▸ Aim: Wherever a line below holds the word "NEXT", copy that line.

▸ Collected data:
______________________________
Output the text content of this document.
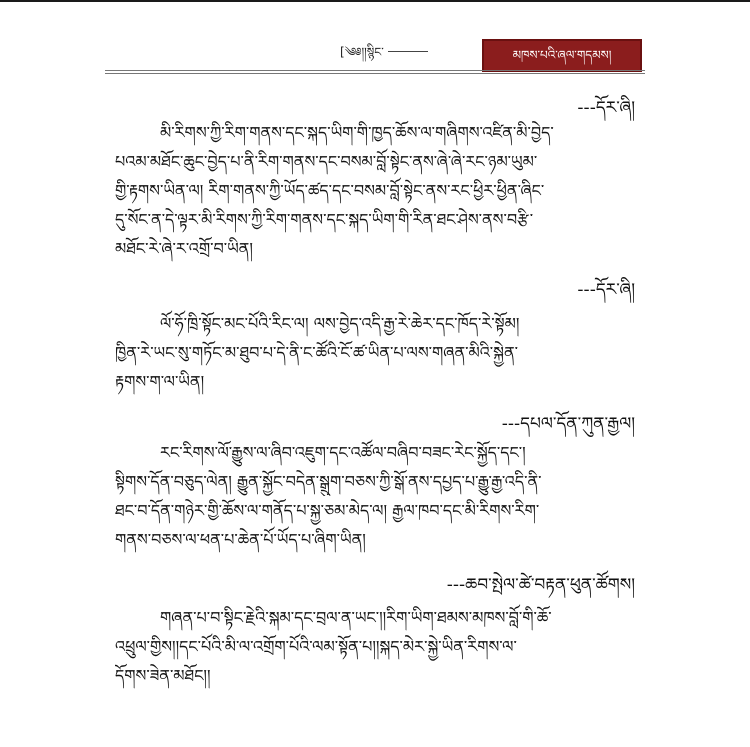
[༄༅།།སྙིང་	མཁས་པའི་ཞལ་གདམས།
---དོར་ཞི།
མི་རིགས་ཀྱི་རིག་གནས་དང་སྐད་ཡིག་གི་ཁྱད་ཆོས་ལ་གཞིགས་འཛིན་མི་བྱེད་
པའམ་མཐོང་ཆུང་བྱེད་པ་ནི་རིག་གནས་དང་བསམ་བློ་སྟེང་ནས་ཞེ་ཞེ་རང་ཉམ་ཡུམ་
གྱི་རྟགས་ཡིན་ལ། རིག་གནས་ཀྱི་ཡོད་ཚད་དང་བསམ་བློ་སྟེང་ནས་རང་ཕྱིར་ཕྱིན་ཞིང་
དུ་སོང་ན་དེ་ལྟར་མི་རིགས་ཀྱི་རིག་གནས་དང་སྐད་ཡིག་གི་རིན་ཐང་ཤེས་ནས་བརྩི་
མཐོང་རེ་ཞེ་ར་འགྲོ་བ་ཡིན།
---དོར་ཞི།
ལོ་ཧོ་ཁྲི་སྟོང་མང་པོའི་རིང་ལ། ལས་བྱེད་འདི་རྒྱ་རེ་ཆེར་དང་ཁོད་རེ་སྟོམ།
ཁྱིན་རེ་ཡང་སུ་གཏོང་མ་ཐུབ་པ་དེ་ནི་ང་ཚོའི་ངོ་ཚ་ཡིན་པ་ལས་གཞན་མིའི་སྐྱེན་
རྟགས་ག་ལ་ཡིན།
---དཔལ་དོན་ཀུན་རྒྱལ།
རང་རིགས་ལོ་རྒྱུས་ལ་ཞིབ་འཇུག་དང་འཚོལ་བཞིབ་བཟང་རེང་སྐྱོད་དང་།
སྟིགས་དོན་བཅུད་ལེན། རྒྱུན་སྐྱོང་བདེན་སྒྲུག་བཅས་ཀྱི་སྒོ་ནས་དཔྱད་པ་རྒྱུ་རྒྱ་འདི་ནི་
ཐང་བ་དོན་གཉེར་གྱི་ཆོས་ལ་གནོད་པ་སྐྱ་ཅམ་མེད་ལ། རྒྱལ་ཁབ་དང་མི་རིགས་རིག་
གནས་བཅས་ལ་ཕན་པ་ཆེན་པོ་ཡོད་པ་ཞིག་ཡིན།
---ཆབ་སྤེལ་ཚེ་བརྟན་ཕུན་ཚོགས།
གཞན་པ་བ་སྟིང་རྗེའི་སྐམ་དང་བྲལ་ན་ཡང་།།རིག་ཡིག་ཐམས་མཁས་བློ་གི་ཆོ་
འཕྲུལ་གྱིས།།དང་པོའི་མི་ལ་འགྲོག་པོའི་ལམ་སྟོན་པ།།སྐད་མེར་སྐྱེ་ཡིན་རིགས་ལ་
དོགས་ཟེན་མཐོང།།
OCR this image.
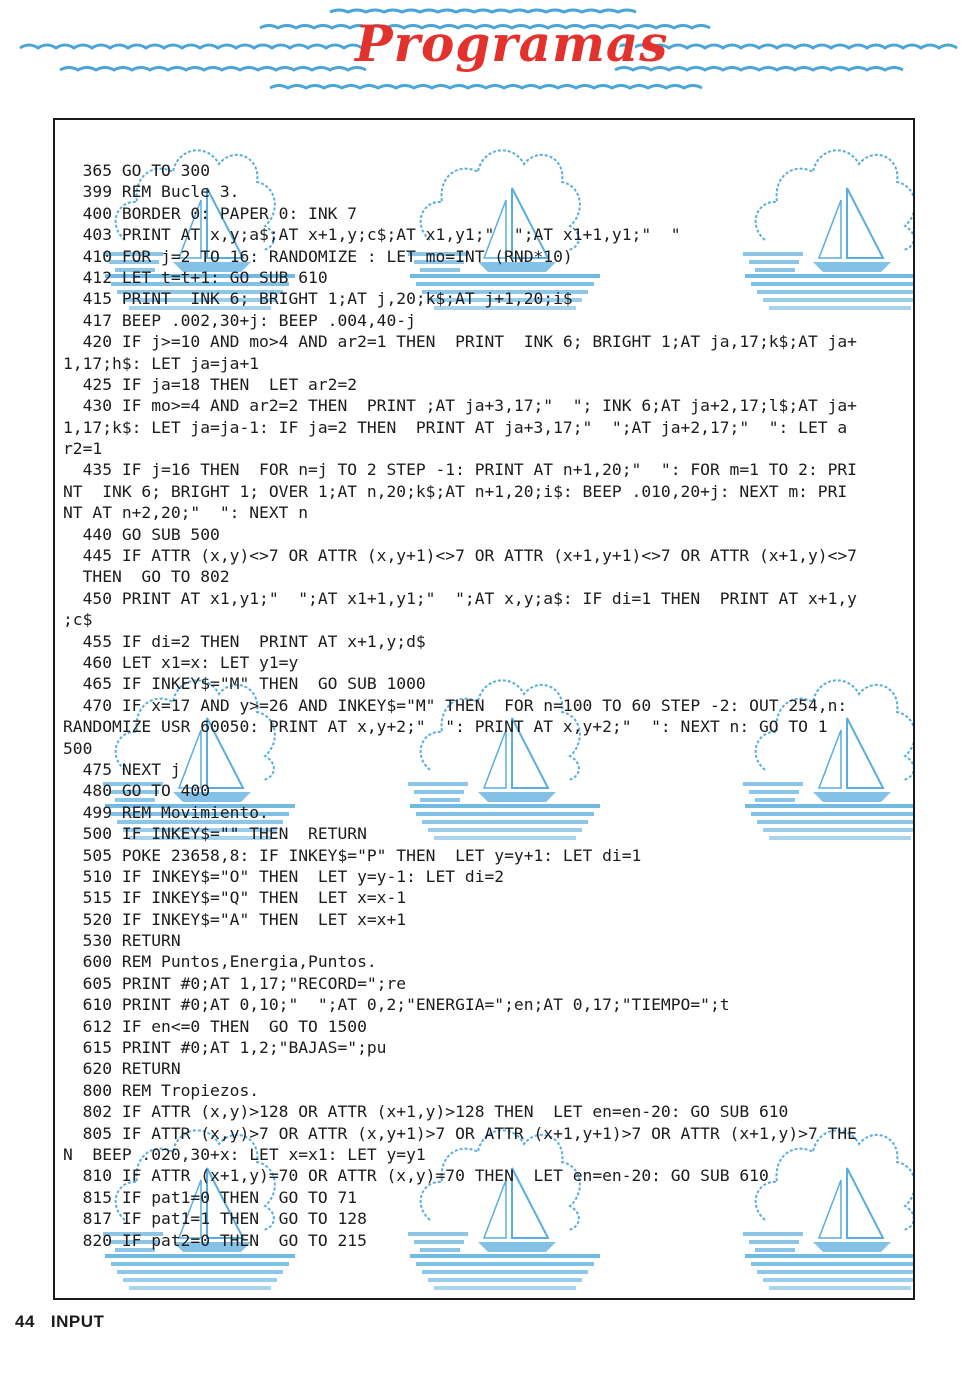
Programas
365 GO TO 300
399 REM Bucle 3.
400 BORDER 0: PAPER 0: INK 7
403 PRINT AT x,y;a$;AT x+1,y;c$;AT x1,y1;"  ";AT x1+1,y1;"  "
410 FOR j=2 TO 16: RANDOMIZE : LET mo=INT (RND*10)
412 LET t=t+1: GO SUB 610
415 PRINT  INK 6; BRIGHT 1;AT j,20;k$;AT j+1,20;i$
417 BEEP .002,30+j: BEEP .004,40-j
420 IF j>=10 AND mo>4 AND ar2=1 THEN  PRINT  INK 6; BRIGHT 1;AT ja,17;k$;AT ja+
1,17;h$: LET ja=ja+1
425 IF ja=18 THEN  LET ar2=2
430 IF mo>=4 AND ar2=2 THEN  PRINT ;AT ja+3,17;"  "; INK 6;AT ja+2,17;l$;AT ja+
1,17;k$: LET ja=ja-1: IF ja=2 THEN  PRINT AT ja+3,17;"  ";AT ja+2,17;"  ": LET a
r2=1
435 IF j=16 THEN  FOR n=j TO 2 STEP -1: PRINT AT n+1,20;"  ": FOR m=1 TO 2: PRI
NT  INK 6; BRIGHT 1; OVER 1;AT n,20;k$;AT n+1,20;i$: BEEP .010,20+j: NEXT m: PRI
NT AT n+2,20;"  ": NEXT n
440 GO SUB 500
445 IF ATTR (x,y)<>7 OR ATTR (x,y+1)<>7 OR ATTR (x+1,y+1)<>7 OR ATTR (x+1,y)<>7
THEN  GO TO 802
450 PRINT AT x1,y1;"  ";AT x1+1,y1;"  ";AT x,y;a$: IF di=1 THEN  PRINT AT x+1,y
;c$
455 IF di=2 THEN  PRINT AT x+1,y;d$
460 LET x1=x: LET y1=y
465 IF INKEY$="M" THEN  GO SUB 1000
470 IF x=17 AND y>=26 AND INKEY$="M" THEN  FOR n=100 TO 60 STEP -2: OUT 254,n:
RANDOMIZE USR 60050: PRINT AT x,y+2;"  ": PRINT AT x,y+2;"  ": NEXT n: GO TO 1
500
475 NEXT j
480 GO TO 400
499 REM Movimiento.
500 IF INKEY$="" THEN  RETURN
505 POKE 23658,8: IF INKEY$="P" THEN  LET y=y+1: LET di=1
510 IF INKEY$="O" THEN  LET y=y-1: LET di=2
515 IF INKEY$="Q" THEN  LET x=x-1
520 IF INKEY$="A" THEN  LET x=x+1
530 RETURN
600 REM Puntos,Energia,Puntos.
605 PRINT #0;AT 1,17;"RECORD=";re
610 PRINT #0;AT 0,10;"  ";AT 0,2;"ENERGIA=";en;AT 0,17;"TIEMPO=";t
612 IF en<=0 THEN  GO TO 1500
615 PRINT #0;AT 1,2;"BAJAS=";pu
620 RETURN
800 REM Tropiezos.
802 IF ATTR (x,y)>128 OR ATTR (x+1,y)>128 THEN  LET en=en-20: GO SUB 610
805 IF ATTR (x,y)>7 OR ATTR (x,y+1)>7 OR ATTR (x+1,y+1)>7 OR ATTR (x+1,y)>7 THE
N  BEEP .020,30+x: LET x=x1: LET y=y1
810 IF ATTR (x+1,y)=70 OR ATTR (x,y)=70 THEN  LET en=en-20: GO SUB 610
815 IF pat1=0 THEN  GO TO 71
817 IF pat1=1 THEN  GO TO 128
820 IF pat2=0 THEN  GO TO 215
44 INPUT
______________________________
▸ Exercise result:
NT  INK 6; BRIGHT 1; OVER 1;AT n,20;k$;AT n+1,20;i$: BEEP .010,20+j: NEXT m: PRI
NT AT n+2,20;"  ": NEXT n
RANDOMIZE USR 60050: PRINT AT x,y+2;"  ": PRINT AT x,y+2;"  ": NEXT n: GO TO 1
475 NEXT j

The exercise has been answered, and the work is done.